読解用抜粋 =
BigQueryで削除後のテーブルと同名テーブルを作成した場合も、タイムトラベル可能か調べてみた

タイムトラベルしてみたい。
2023.10.31

クラスメソッド株式会社データアナリティクス事業本部所属のニューシロです。
今回はGoogle CloudのサービスであるBigQueryで、削除後のテーブルと同名テーブルを作成した場合もタイムトラベルが使えるか調べてみました。

タイムトラベルとは

デフォルトでは、過去 7 日間のタイムトラベル期間内であれば、どの時点のデータにもアクセスできます。タイムトラベルを使用すると、更新されたデータや削除されたデータのクエリを実行すること、削除されたテーブルや期限切れのテーブルを復元できます。

DevelopersIOでも、このタイムトラベルについて検証した記事があります。
以下の2つの記事で勉強させていただきました、ありがとうございます。

この機能により、誤ってデータを消してしまった場合や、テーブルを削除してしまった場合にもデータを復元することができます。

必須課題 =
a) BigQueryのタイムトラベルに関する記事の記述に基づき、以下の問いに答えてください。
(i) 筆者はどの会社のどの部署に所属していますか。
(ii) デフォルトでは、どの程度の期間内であればどの時点のデータにもアクセスできますか。
(iii) この機能により、どのような場合にデータを復元できると述べられていますか。
b) BigQueryのタイムトラベルに関する記事を、最後の文に続けて書き継いでください。

記録データ =
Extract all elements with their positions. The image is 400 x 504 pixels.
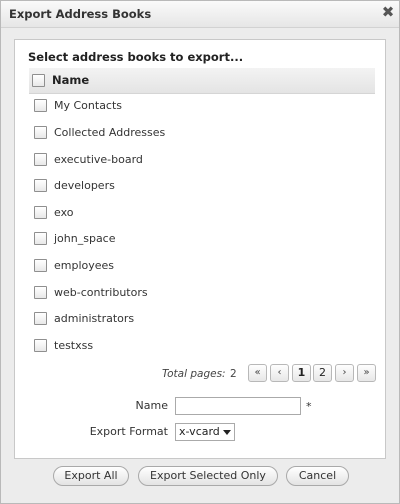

演習の解答 =
a)
(i) クラスメソッド株式会社のデータアナリティクス事業本部です。
(ii) 過去7日間のタイムトラベル期間内です。
(iii) 誤ってデータを消してしまった場合や、テーブルを削除してしまった場合です。

b)
しかし、どんな状況でも本当に復元できるのか気になります。特に削除後に同名テーブルを作り直した場合、過去のデータも上書きされたりしないのかな、と気になってしまいました。あらかじめ手を動かして調べておくことで、万が一の際にも備えられると思い今回この記事を書いてみました。

タイムトラベルの検証

準備

以下のSQLでデータセットDevelopersIO下にテーブルtime_travel_01をあらかじめ作成しておきました。後の作業でも利用するため、テーブルtime_travel_02time_travel_03time_travel_04も同スキーマで作成し、同データをINSERTしておきます。

CREATE TABLE DevelopersIO.time_travel_01 (
  id INT64,
  name STRING
);

INSERT DevelopersIO.time_travel_01 (id, name)
VALUES(1, 'apple'),
      (2, 'banana'),
      (3, 'orange');

既存データを削除した場合のタイムトラベル

データを削除してみます。

DELETE FROM DevelopersIO.time_travel_01
WHERE id = 3;

データを確認します。

SELECT * FROM DevelopersIO.time_travel_01
ORDER BY id;

結果

id = 3のデータが消えていますが、SQLを用いてタイムトラベルでアクセスしてみます。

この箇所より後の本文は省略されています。